- Entries with figure data -

▼

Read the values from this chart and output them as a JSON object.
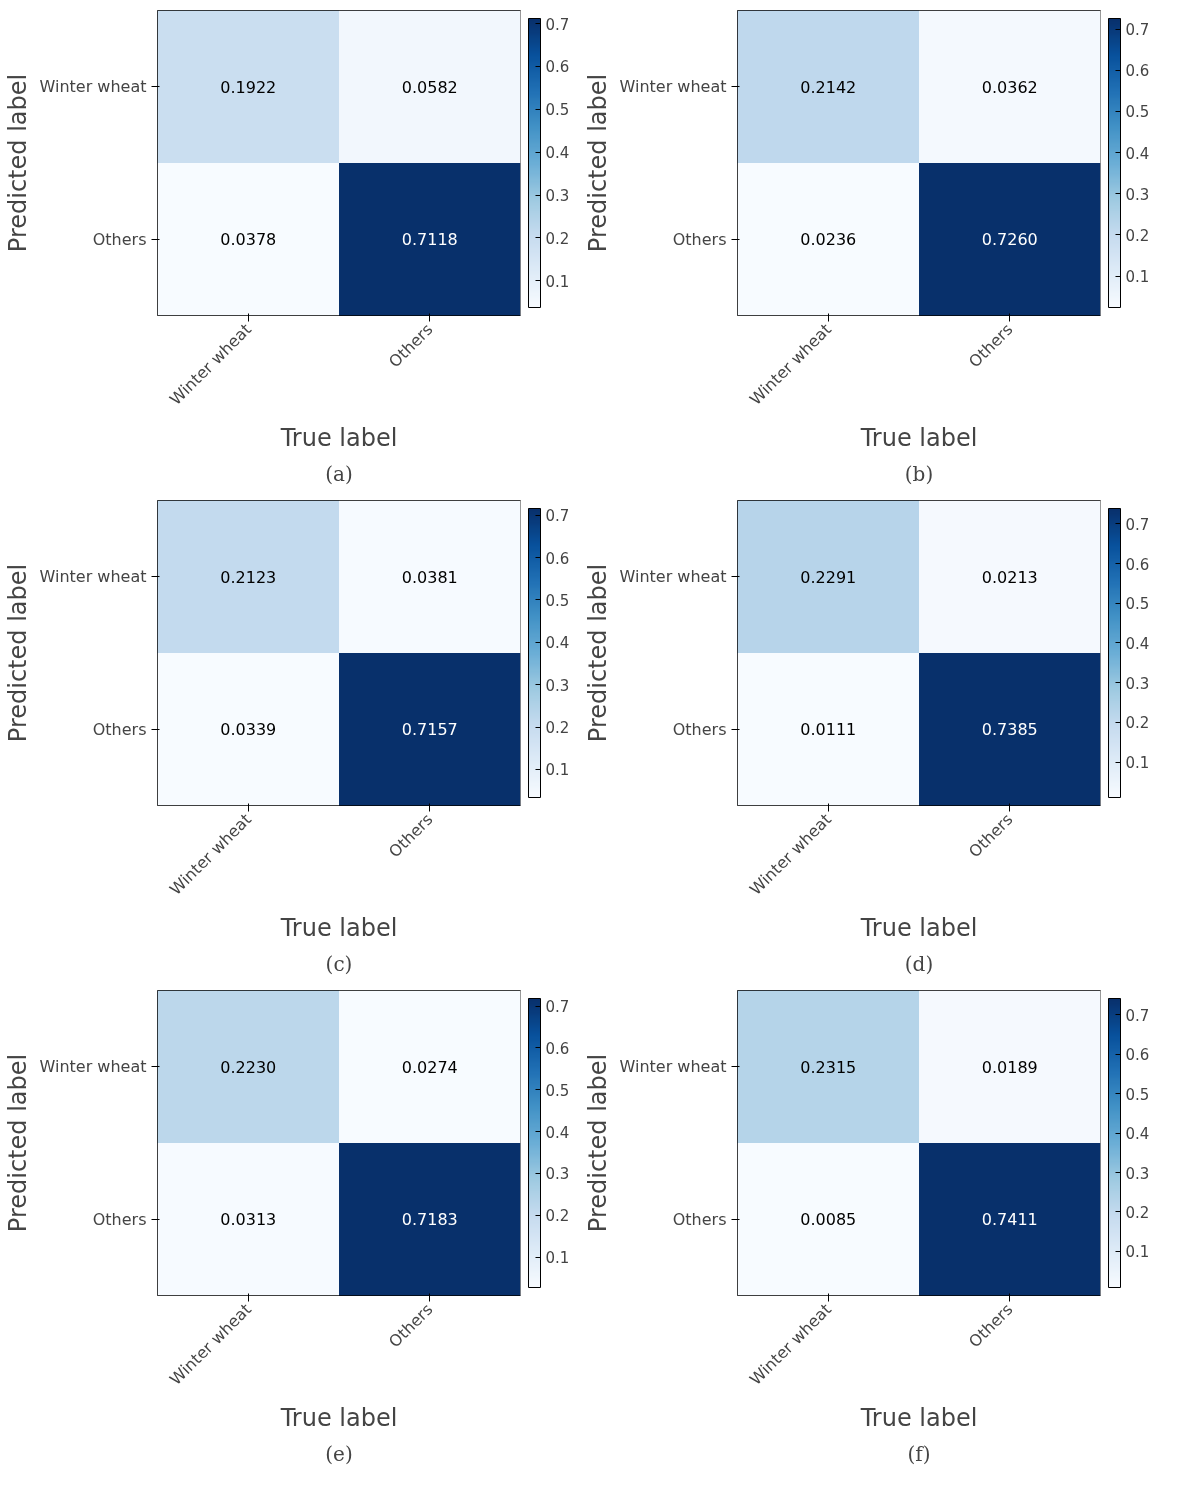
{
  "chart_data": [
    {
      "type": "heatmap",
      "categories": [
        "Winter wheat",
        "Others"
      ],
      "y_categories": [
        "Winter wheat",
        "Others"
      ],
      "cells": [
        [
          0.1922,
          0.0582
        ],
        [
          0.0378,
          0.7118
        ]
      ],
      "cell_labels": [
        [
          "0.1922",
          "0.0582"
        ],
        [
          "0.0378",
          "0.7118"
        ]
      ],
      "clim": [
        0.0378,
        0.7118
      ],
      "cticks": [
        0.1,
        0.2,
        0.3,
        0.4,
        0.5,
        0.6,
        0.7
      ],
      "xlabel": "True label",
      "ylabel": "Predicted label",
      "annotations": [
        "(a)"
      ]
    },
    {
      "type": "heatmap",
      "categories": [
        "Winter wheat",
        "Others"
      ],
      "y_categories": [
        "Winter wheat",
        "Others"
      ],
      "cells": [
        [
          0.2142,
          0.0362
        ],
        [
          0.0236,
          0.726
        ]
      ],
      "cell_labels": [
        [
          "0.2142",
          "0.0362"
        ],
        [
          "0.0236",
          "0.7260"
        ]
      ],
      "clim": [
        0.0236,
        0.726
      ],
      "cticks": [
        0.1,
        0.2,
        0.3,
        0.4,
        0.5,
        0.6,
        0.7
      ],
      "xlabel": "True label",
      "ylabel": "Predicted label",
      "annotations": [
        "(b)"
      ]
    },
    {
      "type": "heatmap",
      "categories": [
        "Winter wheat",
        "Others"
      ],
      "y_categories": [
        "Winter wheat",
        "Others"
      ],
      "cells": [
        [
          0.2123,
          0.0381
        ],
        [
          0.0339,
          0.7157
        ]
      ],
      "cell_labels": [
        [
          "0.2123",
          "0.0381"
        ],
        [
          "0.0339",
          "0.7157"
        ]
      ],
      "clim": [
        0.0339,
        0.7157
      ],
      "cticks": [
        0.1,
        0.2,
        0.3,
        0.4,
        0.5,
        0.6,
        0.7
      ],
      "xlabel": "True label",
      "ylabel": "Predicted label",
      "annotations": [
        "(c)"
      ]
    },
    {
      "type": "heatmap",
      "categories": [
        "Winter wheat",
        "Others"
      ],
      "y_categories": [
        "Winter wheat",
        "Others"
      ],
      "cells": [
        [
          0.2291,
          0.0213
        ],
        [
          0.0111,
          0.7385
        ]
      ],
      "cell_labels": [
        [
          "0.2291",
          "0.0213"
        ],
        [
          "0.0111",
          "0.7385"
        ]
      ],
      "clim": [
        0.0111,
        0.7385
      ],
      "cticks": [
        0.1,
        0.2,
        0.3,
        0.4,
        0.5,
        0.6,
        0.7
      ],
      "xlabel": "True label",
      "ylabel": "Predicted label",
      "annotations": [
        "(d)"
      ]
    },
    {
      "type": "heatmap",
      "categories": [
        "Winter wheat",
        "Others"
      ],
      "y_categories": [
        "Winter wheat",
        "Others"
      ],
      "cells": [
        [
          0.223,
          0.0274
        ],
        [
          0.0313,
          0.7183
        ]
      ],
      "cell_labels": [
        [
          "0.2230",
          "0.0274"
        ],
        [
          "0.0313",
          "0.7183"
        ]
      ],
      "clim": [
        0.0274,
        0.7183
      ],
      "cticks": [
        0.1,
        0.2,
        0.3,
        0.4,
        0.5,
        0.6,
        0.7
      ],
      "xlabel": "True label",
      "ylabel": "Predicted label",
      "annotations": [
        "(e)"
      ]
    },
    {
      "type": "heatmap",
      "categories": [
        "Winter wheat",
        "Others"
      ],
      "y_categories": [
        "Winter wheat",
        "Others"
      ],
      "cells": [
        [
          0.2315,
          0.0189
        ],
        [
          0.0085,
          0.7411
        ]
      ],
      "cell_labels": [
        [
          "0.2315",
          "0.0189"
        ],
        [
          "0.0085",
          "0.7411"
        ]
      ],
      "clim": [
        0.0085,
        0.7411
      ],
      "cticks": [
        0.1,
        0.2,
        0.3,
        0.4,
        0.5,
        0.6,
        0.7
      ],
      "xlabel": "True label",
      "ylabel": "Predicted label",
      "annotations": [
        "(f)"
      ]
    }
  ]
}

▲

- TASK GOAL -
Output the material word for word, omitting its pictures.

- TASK SOLUTION -
Read the values from this chart and output them as a JSON object.
{
  "chart_data": [
    {
      "type": "heatmap",
      "categories": [
        "Winter wheat",
        "Others"
      ],
      "y_categories": [
        "Winter wheat",
        "Others"
      ],
      "cells": [
        [
          0.1922,
          0.0582
        ],
        [
          0.0378,
          0.7118
        ]
      ],
      "cell_labels": [
        [
          "0.1922",
          "0.0582"
        ],
        [
          "0.0378",
          "0.7118"
        ]
      ],
      "clim": [
        0.0378,
        0.7118
      ],
      "cticks": [
        0.1,
        0.2,
        0.3,
        0.4,
        0.5,
        0.6,
        0.7
      ],
      "xlabel": "True label",
      "ylabel": "Predicted label",
      "annotations": [
        "(a)"
      ]
    },
    {
      "type": "heatmap",
      "categories": [
        "Winter wheat",
        "Others"
      ],
      "y_categories": [
        "Winter wheat",
        "Others"
      ],
      "cells": [
        [
          0.2142,
          0.0362
        ],
        [
          0.0236,
          0.726
        ]
      ],
      "cell_labels": [
        [
          "0.2142",
          "0.0362"
        ],
        [
          "0.0236",
          "0.7260"
        ]
      ],
      "clim": [
        0.0236,
        0.726
      ],
      "cticks": [
        0.1,
        0.2,
        0.3,
        0.4,
        0.5,
        0.6,
        0.7
      ],
      "xlabel": "True label",
      "ylabel": "Predicted label",
      "annotations": [
        "(b)"
      ]
    },
    {
      "type": "heatmap",
      "categories": [
        "Winter wheat",
        "Others"
      ],
      "y_categories": [
        "Winter wheat",
        "Others"
      ],
      "cells": [
        [
          0.2123,
          0.0381
        ],
        [
          0.0339,
          0.7157
        ]
      ],
      "cell_labels": [
        [
          "0.2123",
          "0.0381"
        ],
        [
          "0.0339",
          "0.7157"
        ]
      ],
      "clim": [
        0.0339,
        0.7157
      ],
      "cticks": [
        0.1,
        0.2,
        0.3,
        0.4,
        0.5,
        0.6,
        0.7
      ],
      "xlabel": "True label",
      "ylabel": "Predicted label",
      "annotations": [
        "(c)"
      ]
    },
    {
      "type": "heatmap",
      "categories": [
        "Winter wheat",
        "Others"
      ],
      "y_categories": [
        "Winter wheat",
        "Others"
      ],
      "cells": [
        [
          0.2291,
          0.0213
        ],
        [
          0.0111,
          0.7385
        ]
      ],
      "cell_labels": [
        [
          "0.2291",
          "0.0213"
        ],
        [
          "0.0111",
          "0.7385"
        ]
      ],
      "clim": [
        0.0111,
        0.7385
      ],
      "cticks": [
        0.1,
        0.2,
        0.3,
        0.4,
        0.5,
        0.6,
        0.7
      ],
      "xlabel": "True label",
      "ylabel": "Predicted label",
      "annotations": [
        "(d)"
      ]
    },
    {
      "type": "heatmap",
      "categories": [
        "Winter wheat",
        "Others"
      ],
      "y_categories": [
        "Winter wheat",
        "Others"
      ],
      "cells": [
        [
          0.223,
          0.0274
        ],
        [
          0.0313,
          0.7183
        ]
      ],
      "cell_labels": [
        [
          "0.2230",
          "0.0274"
        ],
        [
          "0.0313",
          "0.7183"
        ]
      ],
      "clim": [
        0.0274,
        0.7183
      ],
      "cticks": [
        0.1,
        0.2,
        0.3,
        0.4,
        0.5,
        0.6,
        0.7
      ],
      "xlabel": "True label",
      "ylabel": "Predicted label",
      "annotations": [
        "(e)"
      ]
    },
    {
      "type": "heatmap",
      "categories": [
        "Winter wheat",
        "Others"
      ],
      "y_categories": [
        "Winter wheat",
        "Others"
      ],
      "cells": [
        [
          0.2315,
          0.0189
        ],
        [
          0.0085,
          0.7411
        ]
      ],
      "cell_labels": [
        [
          "0.2315",
          "0.0189"
        ],
        [
          "0.0085",
          "0.7411"
        ]
      ],
      "clim": [
        0.0085,
        0.7411
      ],
      "cticks": [
        0.1,
        0.2,
        0.3,
        0.4,
        0.5,
        0.6,
        0.7
      ],
      "xlabel": "True label",
      "ylabel": "Predicted label",
      "annotations": [
        "(f)"
      ]
    }
  ]
}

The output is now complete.